### The task
Go through each line of the records below and count those with the word "document". Give only the count.
══ Data provided ══
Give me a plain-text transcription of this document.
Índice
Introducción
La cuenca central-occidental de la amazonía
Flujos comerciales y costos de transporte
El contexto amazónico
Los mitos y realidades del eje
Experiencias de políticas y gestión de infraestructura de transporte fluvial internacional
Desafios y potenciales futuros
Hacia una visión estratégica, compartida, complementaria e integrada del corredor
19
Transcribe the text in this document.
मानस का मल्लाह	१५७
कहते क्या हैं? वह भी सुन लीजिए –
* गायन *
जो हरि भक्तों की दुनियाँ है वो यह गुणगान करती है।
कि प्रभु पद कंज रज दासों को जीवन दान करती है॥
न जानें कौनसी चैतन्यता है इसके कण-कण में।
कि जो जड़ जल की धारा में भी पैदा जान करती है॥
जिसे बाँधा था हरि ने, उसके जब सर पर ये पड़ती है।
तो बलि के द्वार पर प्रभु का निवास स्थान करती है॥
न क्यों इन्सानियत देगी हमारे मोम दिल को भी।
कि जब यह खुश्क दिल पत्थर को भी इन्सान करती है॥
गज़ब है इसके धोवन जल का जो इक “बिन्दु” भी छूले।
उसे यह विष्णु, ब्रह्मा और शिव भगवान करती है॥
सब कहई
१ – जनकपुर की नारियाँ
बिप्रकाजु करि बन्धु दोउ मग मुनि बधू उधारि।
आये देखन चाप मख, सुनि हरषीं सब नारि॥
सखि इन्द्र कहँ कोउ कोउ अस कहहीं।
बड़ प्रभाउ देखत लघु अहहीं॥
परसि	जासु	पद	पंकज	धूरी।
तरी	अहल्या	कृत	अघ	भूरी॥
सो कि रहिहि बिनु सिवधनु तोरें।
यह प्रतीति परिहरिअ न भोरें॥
═══
### Answer below
2